Data items:

##########

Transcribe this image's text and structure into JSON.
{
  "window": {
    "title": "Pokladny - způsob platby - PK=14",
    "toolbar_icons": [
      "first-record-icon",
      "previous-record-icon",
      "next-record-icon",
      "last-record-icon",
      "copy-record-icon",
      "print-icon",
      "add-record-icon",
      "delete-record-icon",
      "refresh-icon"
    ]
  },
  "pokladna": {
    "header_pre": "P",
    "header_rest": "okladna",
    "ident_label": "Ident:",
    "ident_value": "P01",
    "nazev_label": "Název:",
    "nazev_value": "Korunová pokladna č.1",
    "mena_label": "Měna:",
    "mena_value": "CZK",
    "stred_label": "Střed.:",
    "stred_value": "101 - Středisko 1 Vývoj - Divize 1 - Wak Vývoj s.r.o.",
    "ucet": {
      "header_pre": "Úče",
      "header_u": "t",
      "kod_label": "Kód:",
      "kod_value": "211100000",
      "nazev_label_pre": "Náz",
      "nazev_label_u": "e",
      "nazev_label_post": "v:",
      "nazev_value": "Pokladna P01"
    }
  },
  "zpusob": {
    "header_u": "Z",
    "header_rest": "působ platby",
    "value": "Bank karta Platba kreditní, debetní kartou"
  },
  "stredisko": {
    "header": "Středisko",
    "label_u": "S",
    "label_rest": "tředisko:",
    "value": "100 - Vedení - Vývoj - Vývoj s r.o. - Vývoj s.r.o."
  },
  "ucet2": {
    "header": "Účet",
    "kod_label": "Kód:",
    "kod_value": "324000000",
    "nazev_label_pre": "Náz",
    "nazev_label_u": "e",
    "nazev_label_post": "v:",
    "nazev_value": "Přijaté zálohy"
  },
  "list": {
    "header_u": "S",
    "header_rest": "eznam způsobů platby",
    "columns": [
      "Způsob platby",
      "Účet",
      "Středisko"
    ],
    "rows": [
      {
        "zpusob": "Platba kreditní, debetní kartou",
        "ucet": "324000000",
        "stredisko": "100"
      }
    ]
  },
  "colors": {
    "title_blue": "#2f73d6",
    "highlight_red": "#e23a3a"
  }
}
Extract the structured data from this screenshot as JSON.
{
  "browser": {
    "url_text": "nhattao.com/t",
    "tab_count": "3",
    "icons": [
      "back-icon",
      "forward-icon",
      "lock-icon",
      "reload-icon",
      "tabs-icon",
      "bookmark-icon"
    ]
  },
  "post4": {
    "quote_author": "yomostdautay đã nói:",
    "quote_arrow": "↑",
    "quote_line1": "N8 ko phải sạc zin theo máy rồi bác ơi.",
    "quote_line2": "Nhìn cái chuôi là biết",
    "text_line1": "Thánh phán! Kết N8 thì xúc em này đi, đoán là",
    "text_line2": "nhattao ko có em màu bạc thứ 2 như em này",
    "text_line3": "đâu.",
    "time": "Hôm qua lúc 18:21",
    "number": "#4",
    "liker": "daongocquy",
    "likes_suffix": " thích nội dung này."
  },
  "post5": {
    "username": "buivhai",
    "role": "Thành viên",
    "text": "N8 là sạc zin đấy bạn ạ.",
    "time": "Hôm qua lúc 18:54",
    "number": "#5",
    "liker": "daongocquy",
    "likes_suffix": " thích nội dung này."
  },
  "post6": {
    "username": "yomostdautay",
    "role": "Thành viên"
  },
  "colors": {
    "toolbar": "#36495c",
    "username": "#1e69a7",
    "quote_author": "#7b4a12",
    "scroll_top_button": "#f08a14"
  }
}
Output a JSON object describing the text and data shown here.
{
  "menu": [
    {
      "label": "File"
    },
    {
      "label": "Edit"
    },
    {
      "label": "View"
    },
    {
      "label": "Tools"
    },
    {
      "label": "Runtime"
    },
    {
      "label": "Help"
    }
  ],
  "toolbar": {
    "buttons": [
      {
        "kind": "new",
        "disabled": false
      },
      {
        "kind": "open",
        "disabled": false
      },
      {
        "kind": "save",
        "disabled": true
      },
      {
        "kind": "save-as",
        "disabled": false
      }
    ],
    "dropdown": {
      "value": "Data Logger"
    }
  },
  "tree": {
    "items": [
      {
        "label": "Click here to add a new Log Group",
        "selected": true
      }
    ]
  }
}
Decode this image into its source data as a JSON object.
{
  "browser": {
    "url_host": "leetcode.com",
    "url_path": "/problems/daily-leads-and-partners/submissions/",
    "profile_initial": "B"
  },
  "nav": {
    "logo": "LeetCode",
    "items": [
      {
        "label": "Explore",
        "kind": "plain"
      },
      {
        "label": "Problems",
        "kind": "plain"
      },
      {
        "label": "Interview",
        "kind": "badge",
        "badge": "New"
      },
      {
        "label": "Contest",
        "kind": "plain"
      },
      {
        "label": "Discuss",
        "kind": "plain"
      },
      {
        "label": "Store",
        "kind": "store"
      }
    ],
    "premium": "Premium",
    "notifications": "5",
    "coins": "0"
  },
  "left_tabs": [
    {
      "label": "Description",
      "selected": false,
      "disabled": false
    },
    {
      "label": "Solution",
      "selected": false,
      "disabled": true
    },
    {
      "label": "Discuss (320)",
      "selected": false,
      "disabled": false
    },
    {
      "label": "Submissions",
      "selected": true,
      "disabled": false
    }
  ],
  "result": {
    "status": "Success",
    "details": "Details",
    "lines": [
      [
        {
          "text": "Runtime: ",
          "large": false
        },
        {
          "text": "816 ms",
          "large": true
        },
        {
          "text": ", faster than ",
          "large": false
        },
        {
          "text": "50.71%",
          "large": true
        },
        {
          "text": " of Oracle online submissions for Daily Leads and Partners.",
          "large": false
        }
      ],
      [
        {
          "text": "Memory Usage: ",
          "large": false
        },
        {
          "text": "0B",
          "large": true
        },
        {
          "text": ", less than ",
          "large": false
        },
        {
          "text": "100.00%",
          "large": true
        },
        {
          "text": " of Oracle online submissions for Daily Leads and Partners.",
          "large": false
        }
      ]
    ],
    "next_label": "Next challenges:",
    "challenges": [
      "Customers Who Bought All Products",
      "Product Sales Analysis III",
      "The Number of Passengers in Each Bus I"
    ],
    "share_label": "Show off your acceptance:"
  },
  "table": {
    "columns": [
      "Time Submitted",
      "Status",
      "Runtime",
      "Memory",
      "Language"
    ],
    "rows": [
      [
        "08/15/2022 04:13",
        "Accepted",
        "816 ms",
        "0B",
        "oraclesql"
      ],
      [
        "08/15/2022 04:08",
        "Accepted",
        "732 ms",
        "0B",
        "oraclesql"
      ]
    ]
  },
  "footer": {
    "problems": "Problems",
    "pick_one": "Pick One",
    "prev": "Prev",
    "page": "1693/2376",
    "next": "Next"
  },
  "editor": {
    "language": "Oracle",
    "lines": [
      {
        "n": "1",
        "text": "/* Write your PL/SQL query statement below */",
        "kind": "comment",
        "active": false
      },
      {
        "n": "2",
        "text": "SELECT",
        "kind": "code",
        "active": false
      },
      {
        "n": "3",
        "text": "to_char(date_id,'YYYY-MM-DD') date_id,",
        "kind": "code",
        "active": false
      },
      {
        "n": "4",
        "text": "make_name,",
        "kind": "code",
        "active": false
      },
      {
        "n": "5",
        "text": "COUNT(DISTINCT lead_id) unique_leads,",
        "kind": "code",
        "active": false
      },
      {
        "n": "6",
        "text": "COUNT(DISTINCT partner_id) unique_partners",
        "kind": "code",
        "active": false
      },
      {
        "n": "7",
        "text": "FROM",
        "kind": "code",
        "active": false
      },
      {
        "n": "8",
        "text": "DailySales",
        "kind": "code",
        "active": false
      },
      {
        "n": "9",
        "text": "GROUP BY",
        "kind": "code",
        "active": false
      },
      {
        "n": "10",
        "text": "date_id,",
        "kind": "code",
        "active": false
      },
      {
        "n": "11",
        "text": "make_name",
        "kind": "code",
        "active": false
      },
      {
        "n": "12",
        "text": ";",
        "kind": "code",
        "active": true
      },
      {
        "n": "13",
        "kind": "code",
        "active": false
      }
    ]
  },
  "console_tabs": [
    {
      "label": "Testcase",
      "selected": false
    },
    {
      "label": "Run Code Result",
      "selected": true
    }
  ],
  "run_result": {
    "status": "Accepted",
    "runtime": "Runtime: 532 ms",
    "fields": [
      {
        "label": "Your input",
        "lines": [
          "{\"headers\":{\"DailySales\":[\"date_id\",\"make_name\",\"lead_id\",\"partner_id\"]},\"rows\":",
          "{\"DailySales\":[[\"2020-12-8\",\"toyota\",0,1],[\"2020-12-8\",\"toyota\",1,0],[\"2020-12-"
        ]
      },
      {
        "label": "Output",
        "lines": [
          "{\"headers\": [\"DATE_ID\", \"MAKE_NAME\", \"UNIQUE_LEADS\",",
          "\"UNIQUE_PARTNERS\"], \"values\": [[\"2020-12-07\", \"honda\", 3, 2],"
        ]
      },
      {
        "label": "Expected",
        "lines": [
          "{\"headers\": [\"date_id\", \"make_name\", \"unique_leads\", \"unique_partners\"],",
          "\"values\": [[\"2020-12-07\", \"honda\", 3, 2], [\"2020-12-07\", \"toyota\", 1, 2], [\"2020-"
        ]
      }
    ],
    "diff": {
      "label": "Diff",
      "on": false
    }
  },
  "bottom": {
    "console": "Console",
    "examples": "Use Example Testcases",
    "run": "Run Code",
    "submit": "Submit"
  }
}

##########

◆ **TASK TO COMPLETE**:
From the entries above, copy each line holding "this".

◆ **TASK RESULT**:
Transcribe this image's text and structure into JSON.
Extract the structured data from this screenshot as JSON.
Decode this image into its source data as a JSON object.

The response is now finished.